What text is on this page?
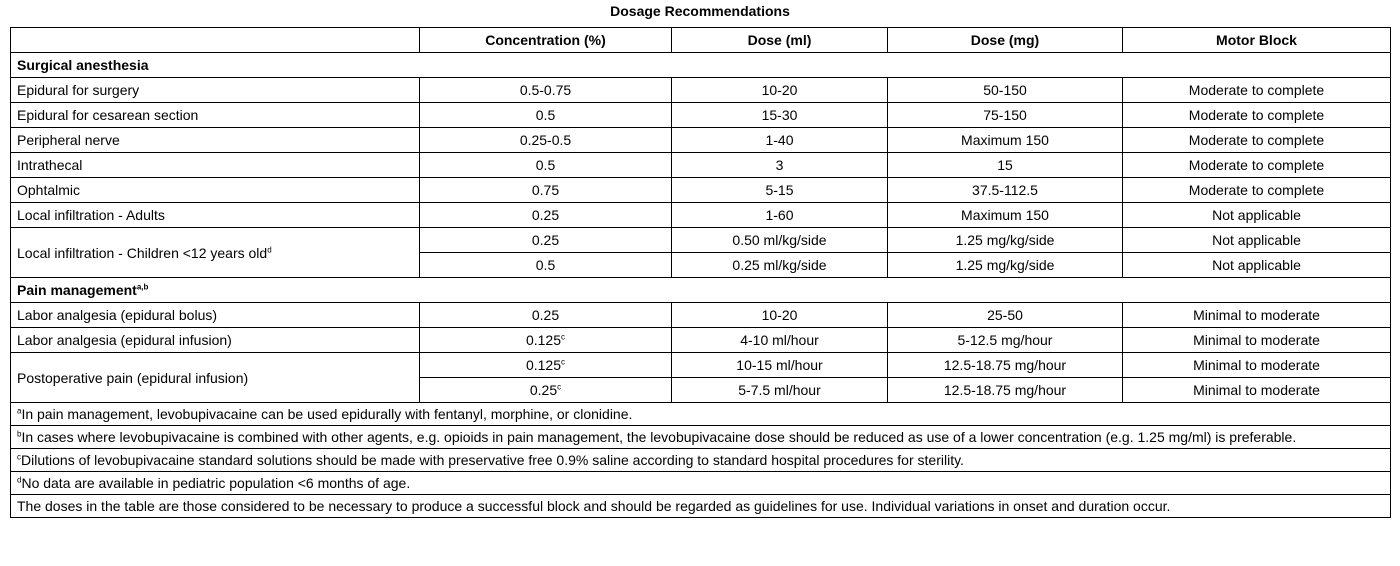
Dosage Recommendations
	Concentration (%)	Dose (ml)	Dose (mg)	Motor Block
Surgical anesthesia				
Epidural for surgery	0.5-0.75	10-20	50-150	Moderate to complete
Epidural for cesarean section	0.5	15-30	75-150	Moderate to complete
Peripheral nerve	0.25-0.5	1-40	Maximum 150	Moderate to complete
Intrathecal	0.5	3	15	Moderate to complete
Ophtalmic	0.75	5-15	37.5-112.5	Moderate to complete
Local infiltration - Adults	0.25	1-60	Maximum 150	Not applicable
Local infiltration - Children <12 years old$^d$	0.25	0.50 ml/kg/side	1.25 mg/kg/side	Not applicable
	0.5	0.25 ml/kg/side	1.25 mg/kg/side	Not applicable
Pain management$^{a,b}$
Labor analgesia (epidural bolus)	0.25	10-20	25-50	Minimal to moderate
Labor analgesia (epidural infusion)	0.125$^c$	4-10 ml/hour	5-12.5 mg/hour	Minimal to moderate
Postoperative pain (epidural infusion)	0.125$^c$	10-15 ml/hour	12.5-18.75 mg/hour	Minimal to moderate
	0.25$^c$	5-7.5 ml/hour	12.5-18.75 mg/hour	Minimal to moderate
$^a$In pain management, levobupivacaine can be used epidurally with fentanyl, morphine, or clonidine.				
$^b$In cases where levobupivacaine is combined with other agents, e.g. opioids in pain management, the levobupivacaine dose should be reduced as use of a lower concentration (e.g. 1.25 mg/ml) is preferable.				
$^c$Dilutions of levobupivacaine standard solutions should be made with preservative free 0.9% saline according to standard hospital procedures for sterility.				
$^d$No data are available in pediatric population <6 months of age.				
The doses in the table are those considered to be necessary to produce a successful block and should be regarded as guidelines for use. Individual variations in onset and duration occur.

What the task asks: Would you mind returning each entry above word for word, skipping the images?

Response below:
What text is on this page?
Dosage Recommendations
	Concentration (%)	Dose (ml)	Dose (mg)	Motor Block
Surgical anesthesia				
Epidural for surgery	0.5-0.75	10-20	50-150	Moderate to complete
Epidural for cesarean section	0.5	15-30	75-150	Moderate to complete
Peripheral nerve	0.25-0.5	1-40	Maximum 150	Moderate to complete
Intrathecal	0.5	3	15	Moderate to complete
Ophtalmic	0.75	5-15	37.5-112.5	Moderate to complete
Local infiltration - Adults	0.25	1-60	Maximum 150	Not applicable
Local infiltration - Children <12 years old$^d$	0.25	0.50 ml/kg/side	1.25 mg/kg/side	Not applicable
	0.5	0.25 ml/kg/side	1.25 mg/kg/side	Not applicable
Pain management$^{a,b}$
Labor analgesia (epidural bolus)	0.25	10-20	25-50	Minimal to moderate
Labor analgesia (epidural infusion)	0.125$^c$	4-10 ml/hour	5-12.5 mg/hour	Minimal to moderate
Postoperative pain (epidural infusion)	0.125$^c$	10-15 ml/hour	12.5-18.75 mg/hour	Minimal to moderate
	0.25$^c$	5-7.5 ml/hour	12.5-18.75 mg/hour	Minimal to moderate
$^a$In pain management, levobupivacaine can be used epidurally with fentanyl, morphine, or clonidine.				
$^b$In cases where levobupivacaine is combined with other agents, e.g. opioids in pain management, the levobupivacaine dose should be reduced as use of a lower concentration (e.g. 1.25 mg/ml) is preferable.				
$^c$Dilutions of levobupivacaine standard solutions should be made with preservative free 0.9% saline according to standard hospital procedures for sterility.				
$^d$No data are available in pediatric population <6 months of age.				
The doses in the table are those considered to be necessary to produce a successful block and should be regarded as guidelines for use. Individual variations in onset and duration occur.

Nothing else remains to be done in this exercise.